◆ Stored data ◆
START

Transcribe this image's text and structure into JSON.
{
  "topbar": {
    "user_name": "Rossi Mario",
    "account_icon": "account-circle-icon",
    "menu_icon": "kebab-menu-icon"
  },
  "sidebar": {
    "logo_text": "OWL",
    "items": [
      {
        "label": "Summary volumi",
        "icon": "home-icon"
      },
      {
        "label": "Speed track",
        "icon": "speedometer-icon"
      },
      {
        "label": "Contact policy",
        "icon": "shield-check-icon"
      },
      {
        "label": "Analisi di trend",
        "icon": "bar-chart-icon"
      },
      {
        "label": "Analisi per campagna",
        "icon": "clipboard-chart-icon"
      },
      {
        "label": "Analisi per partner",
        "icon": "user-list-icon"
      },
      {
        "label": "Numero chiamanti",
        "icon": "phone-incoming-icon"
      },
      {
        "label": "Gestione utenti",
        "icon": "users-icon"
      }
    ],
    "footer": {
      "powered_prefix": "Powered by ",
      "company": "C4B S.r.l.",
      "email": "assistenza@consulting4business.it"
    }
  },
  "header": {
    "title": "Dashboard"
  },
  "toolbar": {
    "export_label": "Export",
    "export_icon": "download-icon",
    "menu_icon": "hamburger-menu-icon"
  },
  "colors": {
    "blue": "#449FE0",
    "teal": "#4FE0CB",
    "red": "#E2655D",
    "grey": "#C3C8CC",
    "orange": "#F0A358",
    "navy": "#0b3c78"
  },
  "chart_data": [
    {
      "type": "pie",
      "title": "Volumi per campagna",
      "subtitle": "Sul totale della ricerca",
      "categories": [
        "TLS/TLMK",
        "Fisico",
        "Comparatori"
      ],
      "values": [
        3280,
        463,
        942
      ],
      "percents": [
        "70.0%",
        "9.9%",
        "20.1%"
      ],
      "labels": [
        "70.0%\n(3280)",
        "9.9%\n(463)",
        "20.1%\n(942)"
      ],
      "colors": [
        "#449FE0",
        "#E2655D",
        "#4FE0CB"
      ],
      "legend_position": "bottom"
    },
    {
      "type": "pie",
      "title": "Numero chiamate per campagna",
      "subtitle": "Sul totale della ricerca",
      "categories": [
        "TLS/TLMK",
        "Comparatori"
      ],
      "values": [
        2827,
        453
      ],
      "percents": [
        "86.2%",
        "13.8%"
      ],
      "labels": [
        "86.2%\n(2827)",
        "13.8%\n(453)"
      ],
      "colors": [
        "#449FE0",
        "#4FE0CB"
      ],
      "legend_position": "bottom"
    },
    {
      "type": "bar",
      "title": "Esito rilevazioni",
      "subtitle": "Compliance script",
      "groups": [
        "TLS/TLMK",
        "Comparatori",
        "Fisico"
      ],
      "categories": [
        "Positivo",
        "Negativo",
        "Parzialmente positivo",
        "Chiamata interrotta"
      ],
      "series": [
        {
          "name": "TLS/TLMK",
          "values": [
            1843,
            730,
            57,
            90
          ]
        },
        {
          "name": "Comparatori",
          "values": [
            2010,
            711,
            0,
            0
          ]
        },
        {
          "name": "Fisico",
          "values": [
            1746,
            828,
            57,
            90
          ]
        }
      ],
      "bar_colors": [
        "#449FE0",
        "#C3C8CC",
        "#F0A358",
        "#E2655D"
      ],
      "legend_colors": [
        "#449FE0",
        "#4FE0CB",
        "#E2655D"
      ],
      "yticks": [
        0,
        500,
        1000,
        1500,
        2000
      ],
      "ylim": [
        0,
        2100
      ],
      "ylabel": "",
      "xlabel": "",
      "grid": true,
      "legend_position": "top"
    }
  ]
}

END

◆ Description of the task ◆
Repeat all the entries exactly as given.

◆ Worked solution ◆
Transcribe this image's text and structure into JSON.
{
  "topbar": {
    "user_name": "Rossi Mario",
    "account_icon": "account-circle-icon",
    "menu_icon": "kebab-menu-icon"
  },
  "sidebar": {
    "logo_text": "OWL",
    "items": [
      {
        "label": "Summary volumi",
        "icon": "home-icon"
      },
      {
        "label": "Speed track",
        "icon": "speedometer-icon"
      },
      {
        "label": "Contact policy",
        "icon": "shield-check-icon"
      },
      {
        "label": "Analisi di trend",
        "icon": "bar-chart-icon"
      },
      {
        "label": "Analisi per campagna",
        "icon": "clipboard-chart-icon"
      },
      {
        "label": "Analisi per partner",
        "icon": "user-list-icon"
      },
      {
        "label": "Numero chiamanti",
        "icon": "phone-incoming-icon"
      },
      {
        "label": "Gestione utenti",
        "icon": "users-icon"
      }
    ],
    "footer": {
      "powered_prefix": "Powered by ",
      "company": "C4B S.r.l.",
      "email": "assistenza@consulting4business.it"
    }
  },
  "header": {
    "title": "Dashboard"
  },
  "toolbar": {
    "export_label": "Export",
    "export_icon": "download-icon",
    "menu_icon": "hamburger-menu-icon"
  },
  "colors": {
    "blue": "#449FE0",
    "teal": "#4FE0CB",
    "red": "#E2655D",
    "grey": "#C3C8CC",
    "orange": "#F0A358",
    "navy": "#0b3c78"
  },
  "chart_data": [
    {
      "type": "pie",
      "title": "Volumi per campagna",
      "subtitle": "Sul totale della ricerca",
      "categories": [
        "TLS/TLMK",
        "Fisico",
        "Comparatori"
      ],
      "values": [
        3280,
        463,
        942
      ],
      "percents": [
        "70.0%",
        "9.9%",
        "20.1%"
      ],
      "labels": [
        "70.0%\n(3280)",
        "9.9%\n(463)",
        "20.1%\n(942)"
      ],
      "colors": [
        "#449FE0",
        "#E2655D",
        "#4FE0CB"
      ],
      "legend_position": "bottom"
    },
    {
      "type": "pie",
      "title": "Numero chiamate per campagna",
      "subtitle": "Sul totale della ricerca",
      "categories": [
        "TLS/TLMK",
        "Comparatori"
      ],
      "values": [
        2827,
        453
      ],
      "percents": [
        "86.2%",
        "13.8%"
      ],
      "labels": [
        "86.2%\n(2827)",
        "13.8%\n(453)"
      ],
      "colors": [
        "#449FE0",
        "#4FE0CB"
      ],
      "legend_position": "bottom"
    },
    {
      "type": "bar",
      "title": "Esito rilevazioni",
      "subtitle": "Compliance script",
      "groups": [
        "TLS/TLMK",
        "Comparatori",
        "Fisico"
      ],
      "categories": [
        "Positivo",
        "Negativo",
        "Parzialmente positivo",
        "Chiamata interrotta"
      ],
      "series": [
        {
          "name": "TLS/TLMK",
          "values": [
            1843,
            730,
            57,
            90
          ]
        },
        {
          "name": "Comparatori",
          "values": [
            2010,
            711,
            0,
            0
          ]
        },
        {
          "name": "Fisico",
          "values": [
            1746,
            828,
            57,
            90
          ]
        }
      ],
      "bar_colors": [
        "#449FE0",
        "#C3C8CC",
        "#F0A358",
        "#E2655D"
      ],
      "legend_colors": [
        "#449FE0",
        "#4FE0CB",
        "#E2655D"
      ],
      "yticks": [
        0,
        500,
        1000,
        1500,
        2000
      ],
      "ylim": [
        0,
        2100
      ],
      "ylabel": "",
      "xlabel": "",
      "grid": true,
      "legend_position": "top"
    }
  ]
}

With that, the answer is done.